• **Objetivo da tarefa**: Reescreva a listagem da linha com "- y-tick-label: 0.75: [34, 312, 66, 328]" até a linha com "- legend-label: Major", trocando "outlier-marker" por "outlier-point" e deixando todo o resto igual.

• **Listagem fornecida**:
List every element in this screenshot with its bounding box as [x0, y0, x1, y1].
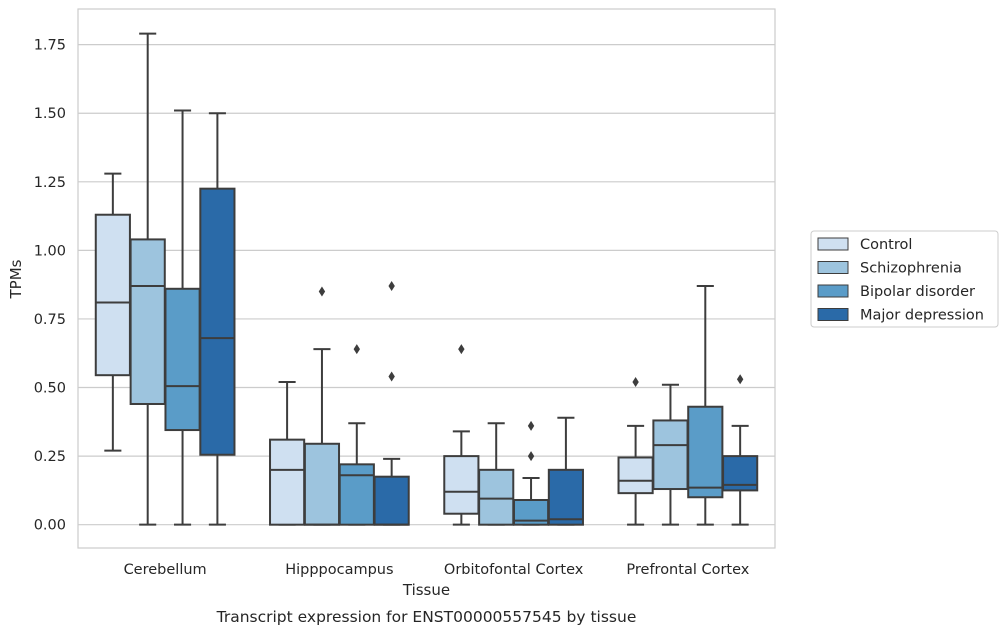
- y-tick-label: 0.75: [34, 312, 66, 328]
- outlier-marker: [458, 344, 465, 355]
- box-3-0: [617, 377, 654, 526]
- y-tick-label: 0.00: [34, 518, 66, 534]
- legend-label: Schizophrenia: [860, 261, 962, 277]
- outlier-marker: [388, 371, 395, 382]
- legend-swatch: [817, 308, 849, 321]
- outlier-marker: [527, 420, 535, 431]
- box-0-3: [199, 112, 236, 526]
- chart-caption: Transcript expression for ENST0000055754…: [216, 608, 637, 626]
- box-0-0: [94, 172, 131, 452]
- legend-label: Major depression: [860, 308, 984, 324]
- outlier-marker: [353, 344, 360, 355]
- iqr-box: [129, 238, 166, 405]
- iqr-box: [652, 419, 689, 491]
- legend-label: Control: [860, 237, 912, 253]
- x-tick-label: Cerebellum: [124, 562, 207, 578]
- box-2-2: [512, 420, 550, 526]
- box-1-0: [269, 381, 306, 526]
- y-tick-labels: 0.00 0.25 0.50 0.75 1.00 1.25 1.50 1.75: [34, 38, 66, 534]
- iqr-box: [547, 468, 584, 526]
- box-0-2: [164, 109, 201, 526]
- iqr-box: [617, 456, 654, 495]
- iqr-box: [443, 455, 480, 515]
- outlier-marker: [318, 286, 326, 297]
- iqr-box: [373, 475, 410, 526]
- box-1-1: [303, 286, 341, 526]
- box-3-3: [722, 374, 759, 526]
- box-3-1: [652, 383, 689, 526]
- outlier-marker: [736, 374, 744, 385]
- x-tick-label: Orbitofontal Cortex: [444, 562, 584, 578]
- legend-swatch: [817, 261, 849, 274]
- y-tick-label: 1.75: [34, 38, 66, 54]
- x-tick-label: Hipppocampus: [285, 562, 393, 578]
- legend-frame: [810, 230, 999, 328]
- box-2-0: [443, 344, 480, 526]
- iqr-box: [478, 468, 515, 526]
- outlier-marker: [388, 281, 395, 292]
- box-1-2: [338, 344, 375, 526]
- y-tick-label: 0.50: [34, 381, 66, 397]
- box-3-2: [687, 285, 724, 526]
- x-tick-label: Prefrontal Cortex: [626, 562, 749, 578]
- box-2-3: [547, 416, 584, 526]
- iqr-box: [94, 213, 131, 377]
- iqr-box: [269, 438, 306, 526]
- y-axis-label: TPMs: [7, 259, 25, 299]
- iqr-box: [338, 463, 375, 526]
- y-tick-label: 1.25: [34, 175, 66, 191]
- iqr-box: [199, 187, 236, 456]
- iqr-box: [164, 287, 201, 432]
- box-layer: [94, 32, 759, 526]
- box-0-1: [129, 32, 166, 526]
- outlier-marker: [527, 451, 535, 462]
- legend-items: Control Schizophrenia Bipolar disorder Majo…: [817, 237, 984, 324]
- y-tick-label: 0.25: [34, 449, 66, 465]
- legend: Control Schizophrenia Bipolar disorder Majo…: [810, 230, 999, 328]
- box-1-3: [373, 281, 410, 526]
- y-tick-label: 1.00: [34, 243, 66, 259]
- box-2-1: [478, 422, 515, 526]
- outlier-marker: [632, 377, 639, 388]
- legend-swatch: [817, 237, 849, 251]
- x-axis-label: Tissue: [402, 581, 450, 599]
- legend-label: Bipolar disorder: [860, 284, 975, 300]
- legend-swatch: [817, 284, 849, 298]
- iqr-box: [303, 442, 341, 526]
- x-tick-labels: Cerebellum Hipppocampus Orbitofontal Corte…: [124, 562, 750, 578]
- iqr-box: [687, 405, 724, 499]
- y-tick-label: 1.50: [34, 106, 66, 122]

• **Resposta do exercício**:
- y-tick-label: 0.75: [34, 312, 66, 328]
- outlier-point: [458, 344, 465, 355]
- box-3-0: [617, 377, 654, 526]
- y-tick-label: 0.00: [34, 518, 66, 534]
- legend-label: Schizophrenia: [860, 261, 962, 277]
- outlier-point: [388, 371, 395, 382]
- legend-swatch: [817, 308, 849, 321]
- outlier-point: [527, 420, 535, 431]
- box-0-3: [199, 112, 236, 526]
- chart-caption: Transcript expression for ENST0000055754…: [216, 608, 637, 626]
- box-0-0: [94, 172, 131, 452]
- legend-label: Major depression: [860, 308, 984, 324]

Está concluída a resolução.